_TASK INPUT_

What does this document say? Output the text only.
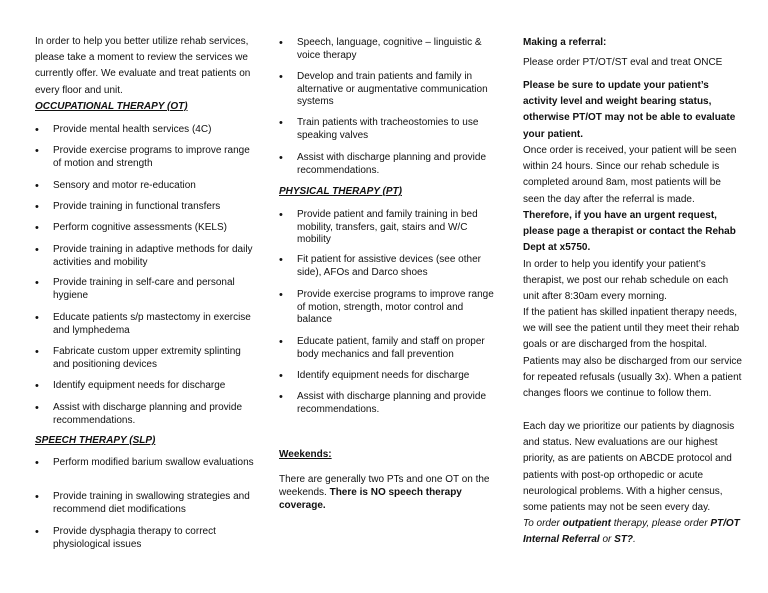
In order to help you better utilize rehab services, please take a moment to review the services we currently offer. We evaluate and treat patients on every floor and unit.

OCCUPATIONAL THERAPY (OT)

• Provide mental health services (4C)
• Provide exercise programs to improve range of motion and strength
• Sensory and motor re-education
• Provide training in functional transfers
• Perform cognitive assessments (KELS)
• Provide training in adaptive methods for daily activities and mobility
• Provide training in self-care and personal hygiene
• Educate patients s/p mastectomy in exercise and lymphedema
• Fabricate custom upper extremity splinting and positioning devices
• Identify equipment needs for discharge
• Assist with discharge planning and provide recommendations.

SPEECH THERAPY (SLP)

• Perform modified barium swallow evaluations
• Provide training in swallowing strategies and recommend diet modifications
• Provide dysphagia therapy to correct physiological issues
• Speech, language, cognitive – linguistic & voice therapy
• Develop and train patients and family in alternative or augmentative communication systems
• Train patients with tracheostomies to use speaking valves
• Assist with discharge planning and provide recommendations.

PHYSICAL THERAPY (PT)

• Provide patient and family training in bed mobility, transfers, gait, stairs and W/C mobility
• Fit patient for assistive devices (see other side), AFOs and Darco shoes
• Provide exercise programs to improve range of motion, strength, motor control and balance
• Educate patient, family and staff on proper body mechanics and fall prevention
• Identify equipment needs for discharge
• Assist with discharge planning and provide recommendations.

Weekends:

There are generally two PTs and one OT on the weekends. There is NO speech therapy coverage.

Making a referral:

Please order PT/OT/ST eval and treat ONCE

Please be sure to update your patient’s activity level and weight bearing status, otherwise PT/OT may not be able to evaluate your patient.

Once order is received, your patient will be seen within 24 hours. Since our rehab schedule is completed around 8am, most patients will be seen the day after the referral is made. Therefore, if you have an urgent request, please page a therapist or contact the Rehab Dept at x5750.

In order to help you identify your patient’s therapist, we post our rehab schedule on each unit after 8:30am every morning.

If the patient has skilled inpatient therapy needs, we will see the patient until they meet their rehab goals or are discharged from the hospital. Patients may also be discharged from our service for repeated refusals (usually 3x). When a patient changes floors we continue to follow them.

Each day we prioritize our patients by diagnosis and status. New evaluations are our highest priority, as are patients on ABCDE protocol and patients with post-op orthopedic or acute neurological problems. With a higher census, some patients may not be seen every day.

To order outpatient therapy, please order PT/OT Internal Referral or ST?.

_ACTIVITY_
Your job is to repeat the data exactly, leaving each picture out.

_RESPONSE TO THIS TASK_
What does this document say? Output the text only.
In order to help you better utilize rehab services, please take a moment to review the services we currently offer. We evaluate and treat patients on every floor and unit.

OCCUPATIONAL THERAPY (OT)

• Provide mental health services (4C)
• Provide exercise programs to improve range of motion and strength
• Sensory and motor re-education
• Provide training in functional transfers
• Perform cognitive assessments (KELS)
• Provide training in adaptive methods for daily activities and mobility
• Provide training in self-care and personal hygiene
• Educate patients s/p mastectomy in exercise and lymphedema
• Fabricate custom upper extremity splinting and positioning devices
• Identify equipment needs for discharge
• Assist with discharge planning and provide recommendations.

SPEECH THERAPY (SLP)

• Perform modified barium swallow evaluations
• Provide training in swallowing strategies and recommend diet modifications
• Provide dysphagia therapy to correct physiological issues
• Speech, language, cognitive – linguistic & voice therapy
• Develop and train patients and family in alternative or augmentative communication systems
• Train patients with tracheostomies to use speaking valves
• Assist with discharge planning and provide recommendations.

PHYSICAL THERAPY (PT)

• Provide patient and family training in bed mobility, transfers, gait, stairs and W/C mobility
• Fit patient for assistive devices (see other side), AFOs and Darco shoes
• Provide exercise programs to improve range of motion, strength, motor control and balance
• Educate patient, family and staff on proper body mechanics and fall prevention
• Identify equipment needs for discharge
• Assist with discharge planning and provide recommendations.

Weekends:

There are generally two PTs and one OT on the weekends. There is NO speech therapy coverage.

Making a referral:

Please order PT/OT/ST eval and treat ONCE

Please be sure to update your patient’s activity level and weight bearing status, otherwise PT/OT may not be able to evaluate your patient.

Once order is received, your patient will be seen within 24 hours. Since our rehab schedule is completed around 8am, most patients will be seen the day after the referral is made. Therefore, if you have an urgent request, please page a therapist or contact the Rehab Dept at x5750.

In order to help you identify your patient’s therapist, we post our rehab schedule on each unit after 8:30am every morning.

If the patient has skilled inpatient therapy needs, we will see the patient until they meet their rehab goals or are discharged from the hospital. Patients may also be discharged from our service for repeated refusals (usually 3x). When a patient changes floors we continue to follow them.

Each day we prioritize our patients by diagnosis and status. New evaluations are our highest priority, as are patients on ABCDE protocol and patients with post-op orthopedic or acute neurological problems. With a higher census, some patients may not be seen every day.

To order outpatient therapy, please order PT/OT Internal Referral or ST?.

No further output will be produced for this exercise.